## Task objective
Please rewrite the items as a JSON list of strings, one per line and with blank lines left out, covering only the part that opens with the line containing "core-param-header: [399, 498, 513, 550]" and closes with the line containing "core-param-cn: 有效磁路长度: [207, 503, 280, 516]".
--------------------
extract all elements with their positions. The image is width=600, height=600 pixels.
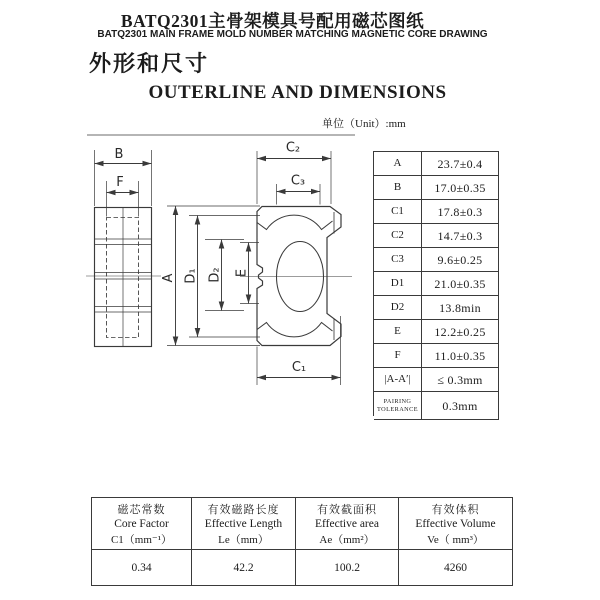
core-param-header: [399, 498, 513, 550]
dim-label-b: B: [114, 147, 124, 162]
dim-row-label: D1: [374, 272, 422, 296]
dim-label-a: A: [161, 273, 176, 283]
core-param-value: 4260: [399, 550, 513, 586]
dim-row-label: |A-A′|: [374, 368, 422, 392]
dim-row-label: C3: [374, 248, 422, 272]
dim-row-value: 12.2±0.25: [422, 320, 499, 344]
dim-label-f: F: [116, 175, 124, 190]
dim-row-value: 23.7±0.4: [422, 152, 499, 176]
dim-label-c1: C₁: [291, 360, 307, 375]
unit-label: 单位（Unit）:mm: [322, 118, 406, 130]
dim-label-d1: D₁: [183, 268, 199, 284]
dim-row-value: 13.8min: [422, 296, 499, 320]
core-param-value: 100.2: [296, 550, 399, 586]
core-outline: [257, 207, 341, 346]
dim-row-value: 17.0±0.35: [422, 176, 499, 200]
dim-row-label: F: [374, 344, 422, 368]
dim-row-value: 9.6±0.25: [422, 248, 499, 272]
core-param-en: Effective Length: [204, 517, 283, 530]
core-param-cn: 磁芯常数: [117, 503, 166, 516]
dim-row-value: 14.7±0.3: [422, 224, 499, 248]
core-param-en: Effective area: [315, 517, 379, 530]
dim-label-c3: C₃: [290, 173, 306, 189]
dim-row-value: 17.8±0.3: [422, 200, 499, 224]
core-param-cn: 有效磁路长度: [207, 503, 280, 516]
dim-row-label: D2: [374, 296, 422, 320]
left-view: [86, 208, 161, 347]
dim-row-value: 11.0±0.35: [422, 344, 499, 368]
page-title-english: BATQ2301 MAIN FRAME MOLD NUMBER MATCHING MAGNETIC CORE DRAWING: [97, 29, 488, 40]
dim-label-d2: D₂: [207, 267, 223, 283]
core-param-cn: 有效体积: [431, 503, 480, 516]
core-param-en: Effective Volume: [415, 517, 496, 530]
core-param-value: 0.34: [92, 550, 192, 586]
dim-label-c2: C₂: [285, 140, 301, 156]
section-heading-chinese: 外形和尺寸: [89, 51, 210, 76]
dim-row-value: 0.3mm: [422, 392, 499, 420]
dim-label-e: E: [234, 268, 250, 278]
core-param-symbol: C1（mm⁻¹）: [110, 533, 173, 546]
core-param-symbol: Ve（ mm³）: [427, 533, 484, 546]
core-param-value: 42.2: [192, 550, 296, 586]
core-param-header: [296, 498, 399, 550]
core-param-en: Core Factor: [114, 517, 169, 530]
dimension-table: [373, 151, 499, 416]
dim-row-label: C1: [374, 200, 422, 224]
pairing-label-line2: TOLERANCE: [377, 405, 418, 413]
dim-row-label: C2: [374, 224, 422, 248]
core-param-symbol: Ae（mm²）: [319, 533, 375, 546]
dim-row-label: E: [374, 320, 422, 344]
core-parameters-table: [91, 497, 513, 586]
page-title-chinese: BATQ2301主骨架模具号配用磁芯图纸: [120, 11, 425, 31]
bottom-window-arc: [257, 323, 333, 337]
dim-row-value: 21.0±0.35: [422, 272, 499, 296]
top-window-arc: [257, 215, 333, 229]
outline-drawing: [80, 128, 365, 400]
dim-row-label-pairing-tolerance: [374, 392, 422, 420]
core-param-cn: 有效截面积: [317, 503, 377, 516]
dim-row-label: B: [374, 176, 422, 200]
dim-row-label: A: [374, 152, 422, 176]
core-param-header: [92, 498, 192, 550]
core-param-header: [192, 498, 296, 550]
right-view: [240, 207, 352, 346]
dim-row-value: ≤ 0.3mm: [422, 368, 499, 392]
pairing-label-line1: PAIRING: [383, 397, 412, 405]
core-param-symbol: Le（mm）: [218, 533, 269, 546]
section-heading-english: OUTERLINE AND DIMENSIONS: [148, 82, 447, 103]
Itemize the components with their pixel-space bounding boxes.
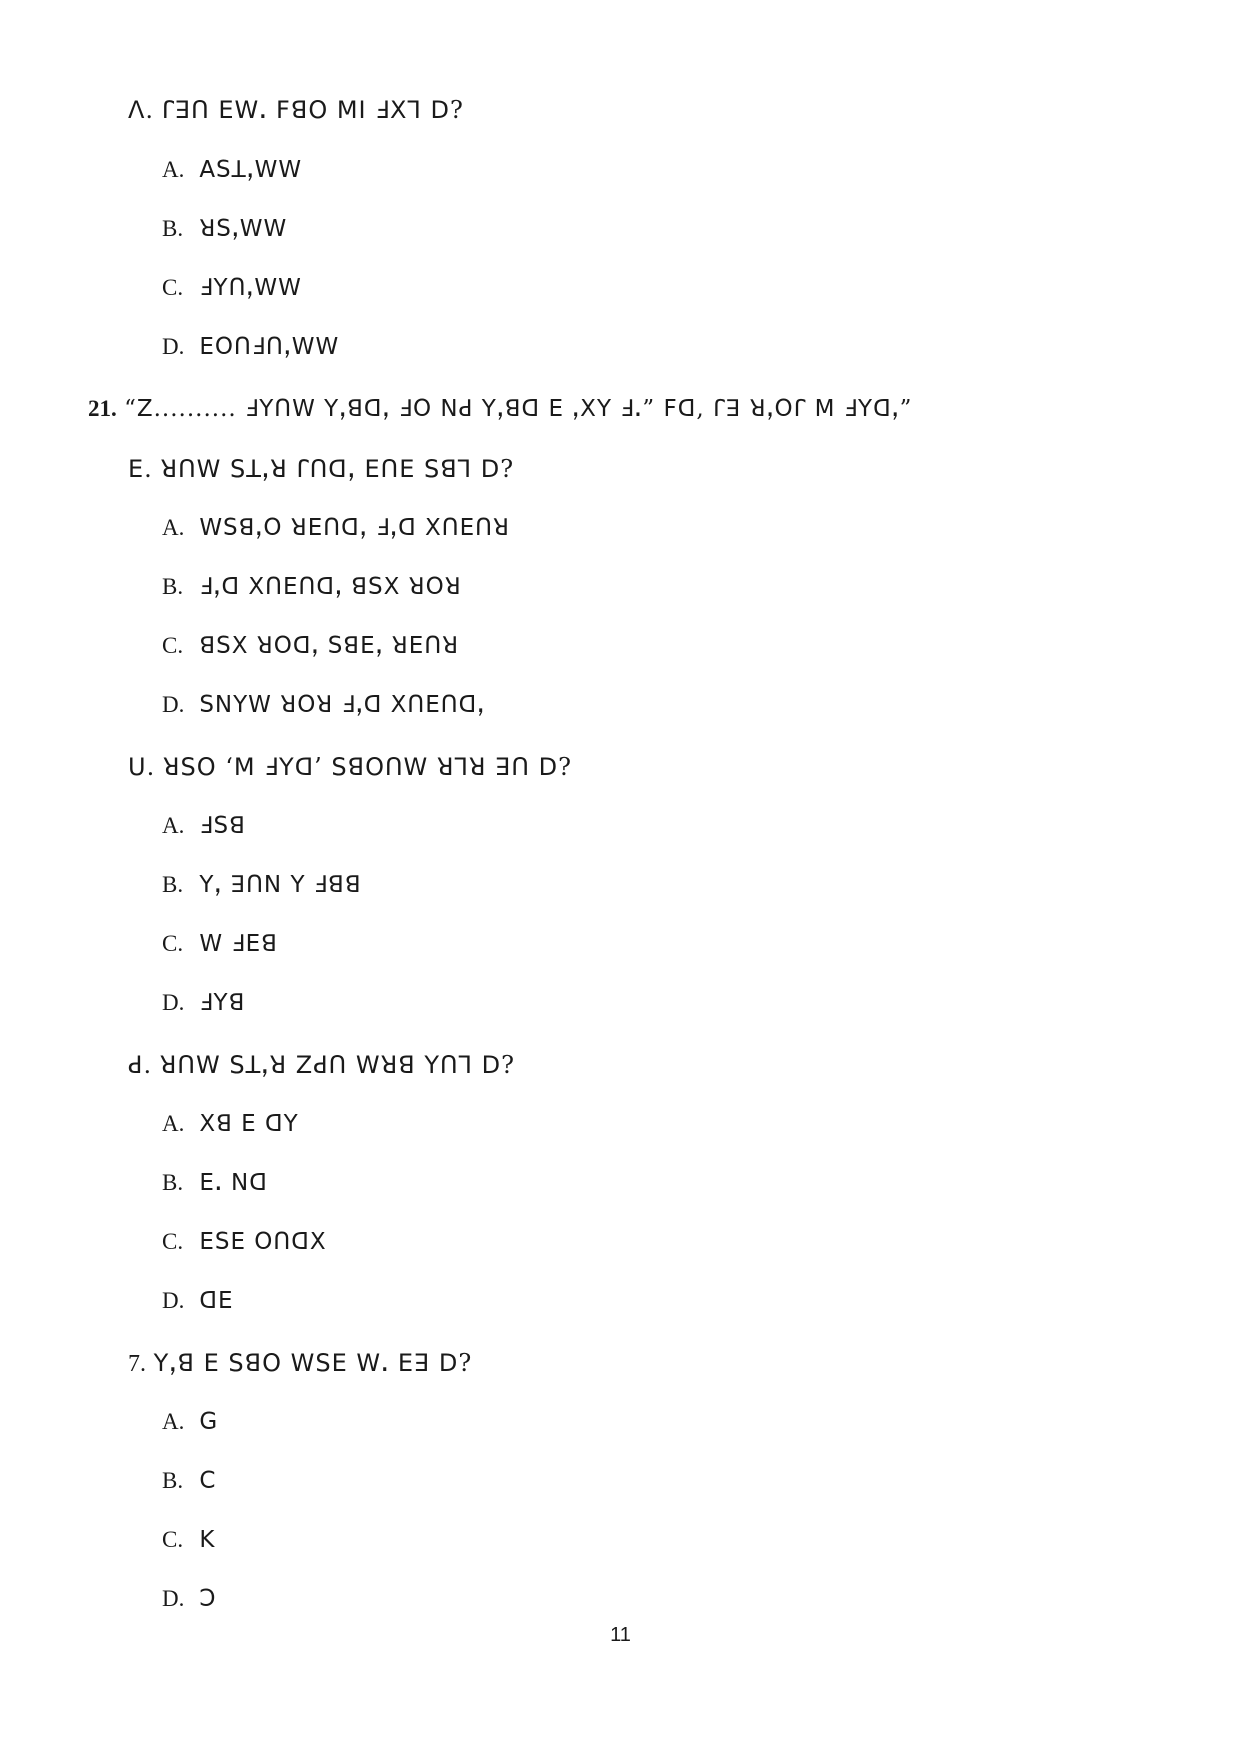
--------------------
## Correct response
[
  "core-param-header: [399, 498, 513, 550]",
  "dim-label-b: B: [114, 147, 124, 162]",
  "dim-row-label: D1: [374, 272, 422, 296]",
  "dim-label-a: A: [161, 273, 176, 283]",
  "core-param-value: 4260: [399, 550, 513, 586]",
  "dim-row-label: |A-A′|: [374, 368, 422, 392]",
  "dim-row-label: C3: [374, 248, 422, 272]",
  "dim-row-value: 12.2±0.25: [422, 320, 499, 344]",
  "dim-label-f: F: [116, 175, 124, 190]",
  "dim-row-value: 23.7±0.4: [422, 152, 499, 176]",
  "dim-label-c1: C₁: [291, 360, 307, 375]",
  "unit-label: 单位（Unit）:mm: [322, 118, 406, 130]",
  "dim-label-d1: D₁: [183, 268, 199, 284]",
  "dim-row-value: 13.8min: [422, 296, 499, 320]",
  "core-param-value: 100.2: [296, 550, 399, 586]",
  "core-outline: [257, 207, 341, 346]",
  "dim-row-value: 17.0±0.35: [422, 176, 499, 200]",
  "dim-row-label: F: [374, 344, 422, 368]",
  "dim-row-value: 9.6±0.25: [422, 248, 499, 272]",
  "core-param-en: Effective Length: [204, 517, 283, 530]",
  "core-param-cn: 磁芯常数: [117, 503, 166, 516]",
  "dim-row-value: 14.7±0.3: [422, 224, 499, 248]",
  "core-param-en: Effective area: [315, 517, 379, 530]",
  "dim-label-c3: C₃: [290, 173, 306, 189]",
  "dim-row-value: 17.8±0.3: [422, 200, 499, 224]",
  "core-param-cn: 有效磁路长度: [207, 503, 280, 516]"
]